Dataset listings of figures
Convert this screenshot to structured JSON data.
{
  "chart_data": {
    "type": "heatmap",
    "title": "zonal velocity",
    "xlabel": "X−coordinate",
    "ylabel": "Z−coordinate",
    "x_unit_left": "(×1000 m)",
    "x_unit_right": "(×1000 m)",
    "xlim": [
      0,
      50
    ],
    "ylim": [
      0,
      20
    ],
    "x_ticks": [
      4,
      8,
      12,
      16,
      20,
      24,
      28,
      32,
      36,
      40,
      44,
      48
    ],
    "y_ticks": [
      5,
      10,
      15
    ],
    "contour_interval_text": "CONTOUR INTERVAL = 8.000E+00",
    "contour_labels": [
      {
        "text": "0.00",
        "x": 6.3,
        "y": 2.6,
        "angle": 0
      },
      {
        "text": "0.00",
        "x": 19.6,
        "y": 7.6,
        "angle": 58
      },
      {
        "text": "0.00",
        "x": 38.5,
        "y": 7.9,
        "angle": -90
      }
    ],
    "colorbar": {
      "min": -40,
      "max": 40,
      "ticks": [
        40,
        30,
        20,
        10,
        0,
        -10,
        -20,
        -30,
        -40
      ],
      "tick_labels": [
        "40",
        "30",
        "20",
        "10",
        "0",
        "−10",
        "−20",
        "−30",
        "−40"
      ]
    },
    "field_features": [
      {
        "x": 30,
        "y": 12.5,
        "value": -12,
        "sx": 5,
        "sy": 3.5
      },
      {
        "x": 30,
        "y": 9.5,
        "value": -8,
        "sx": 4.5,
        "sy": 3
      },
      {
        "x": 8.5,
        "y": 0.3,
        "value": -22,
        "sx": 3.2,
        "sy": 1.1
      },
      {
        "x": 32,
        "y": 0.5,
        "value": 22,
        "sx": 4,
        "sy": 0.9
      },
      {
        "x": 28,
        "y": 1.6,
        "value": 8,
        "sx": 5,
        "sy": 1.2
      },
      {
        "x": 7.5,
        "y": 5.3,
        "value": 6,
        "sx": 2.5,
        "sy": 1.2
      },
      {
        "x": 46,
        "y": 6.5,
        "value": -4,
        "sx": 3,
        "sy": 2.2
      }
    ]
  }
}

To do -
Of the lines in the records, determine how many contain the word "coordinate", and report that number alone.

The output -
2